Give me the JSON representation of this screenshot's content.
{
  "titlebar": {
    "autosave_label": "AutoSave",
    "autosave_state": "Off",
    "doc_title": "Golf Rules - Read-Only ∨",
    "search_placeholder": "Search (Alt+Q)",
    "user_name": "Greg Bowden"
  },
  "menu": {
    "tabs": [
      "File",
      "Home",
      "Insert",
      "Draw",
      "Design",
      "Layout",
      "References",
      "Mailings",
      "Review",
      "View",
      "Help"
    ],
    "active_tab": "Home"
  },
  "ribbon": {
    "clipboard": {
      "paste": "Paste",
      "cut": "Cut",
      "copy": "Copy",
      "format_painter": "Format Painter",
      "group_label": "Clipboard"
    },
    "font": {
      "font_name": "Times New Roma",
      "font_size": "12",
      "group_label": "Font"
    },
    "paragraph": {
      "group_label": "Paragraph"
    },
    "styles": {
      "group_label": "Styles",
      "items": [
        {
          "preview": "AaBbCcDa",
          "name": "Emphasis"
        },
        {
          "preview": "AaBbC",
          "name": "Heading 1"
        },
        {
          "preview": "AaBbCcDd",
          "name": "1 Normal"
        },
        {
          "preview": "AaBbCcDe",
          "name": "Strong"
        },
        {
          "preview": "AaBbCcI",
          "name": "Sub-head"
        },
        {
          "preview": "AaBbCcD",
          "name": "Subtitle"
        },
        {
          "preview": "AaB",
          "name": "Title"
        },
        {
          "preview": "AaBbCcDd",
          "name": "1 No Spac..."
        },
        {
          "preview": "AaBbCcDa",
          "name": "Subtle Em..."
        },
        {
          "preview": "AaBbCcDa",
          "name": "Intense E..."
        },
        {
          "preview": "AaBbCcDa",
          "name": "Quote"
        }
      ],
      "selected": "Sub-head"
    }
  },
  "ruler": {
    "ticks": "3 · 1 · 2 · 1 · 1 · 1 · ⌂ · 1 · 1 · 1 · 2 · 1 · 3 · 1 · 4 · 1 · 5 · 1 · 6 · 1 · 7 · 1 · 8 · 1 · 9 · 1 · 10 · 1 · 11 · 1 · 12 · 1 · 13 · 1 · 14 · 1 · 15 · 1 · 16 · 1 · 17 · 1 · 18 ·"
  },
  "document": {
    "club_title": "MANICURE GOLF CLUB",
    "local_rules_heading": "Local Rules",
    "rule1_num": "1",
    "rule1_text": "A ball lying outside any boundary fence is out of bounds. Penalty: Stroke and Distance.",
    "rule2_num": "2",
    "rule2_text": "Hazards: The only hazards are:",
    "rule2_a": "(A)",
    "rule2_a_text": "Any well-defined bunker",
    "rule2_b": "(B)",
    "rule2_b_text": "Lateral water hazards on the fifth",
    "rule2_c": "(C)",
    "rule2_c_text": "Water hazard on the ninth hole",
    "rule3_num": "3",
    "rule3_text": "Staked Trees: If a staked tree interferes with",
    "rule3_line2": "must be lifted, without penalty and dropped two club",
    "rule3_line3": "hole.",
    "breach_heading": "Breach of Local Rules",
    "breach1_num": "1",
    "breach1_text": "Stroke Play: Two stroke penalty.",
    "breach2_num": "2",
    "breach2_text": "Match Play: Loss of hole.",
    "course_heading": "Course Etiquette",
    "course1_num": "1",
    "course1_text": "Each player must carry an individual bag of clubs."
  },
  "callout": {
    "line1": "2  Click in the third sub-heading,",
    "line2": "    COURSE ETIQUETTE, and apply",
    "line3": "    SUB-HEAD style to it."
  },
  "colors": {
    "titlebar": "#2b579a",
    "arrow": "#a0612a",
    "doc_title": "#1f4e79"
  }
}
...
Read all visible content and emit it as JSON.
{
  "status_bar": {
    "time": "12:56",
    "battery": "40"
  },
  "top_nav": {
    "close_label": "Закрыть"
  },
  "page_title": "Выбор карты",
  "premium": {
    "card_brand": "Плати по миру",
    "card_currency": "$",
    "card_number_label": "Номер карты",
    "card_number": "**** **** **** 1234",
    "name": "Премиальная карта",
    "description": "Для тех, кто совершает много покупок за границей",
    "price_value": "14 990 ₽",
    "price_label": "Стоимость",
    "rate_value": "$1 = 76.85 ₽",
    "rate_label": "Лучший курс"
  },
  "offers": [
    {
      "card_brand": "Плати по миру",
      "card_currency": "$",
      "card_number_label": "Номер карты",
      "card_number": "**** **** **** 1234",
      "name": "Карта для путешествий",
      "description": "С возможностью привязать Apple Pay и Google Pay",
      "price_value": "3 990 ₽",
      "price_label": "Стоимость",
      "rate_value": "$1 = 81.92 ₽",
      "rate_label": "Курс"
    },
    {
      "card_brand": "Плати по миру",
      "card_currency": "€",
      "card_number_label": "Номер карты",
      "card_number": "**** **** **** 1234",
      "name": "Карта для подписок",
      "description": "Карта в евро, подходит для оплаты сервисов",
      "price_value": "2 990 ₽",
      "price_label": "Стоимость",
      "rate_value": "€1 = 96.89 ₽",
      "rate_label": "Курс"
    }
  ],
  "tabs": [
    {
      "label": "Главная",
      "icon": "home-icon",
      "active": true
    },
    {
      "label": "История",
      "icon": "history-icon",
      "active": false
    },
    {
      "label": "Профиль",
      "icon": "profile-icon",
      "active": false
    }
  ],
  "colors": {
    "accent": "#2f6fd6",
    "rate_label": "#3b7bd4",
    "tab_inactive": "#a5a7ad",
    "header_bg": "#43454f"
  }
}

Your task:
Copy in full each line that holds the word "Rules".

Result of this exercise:
    "doc_title": "Golf Rules - Read-Only ∨",
    "local_rules_heading": "Local Rules",
    "breach_heading": "Breach of Local Rules",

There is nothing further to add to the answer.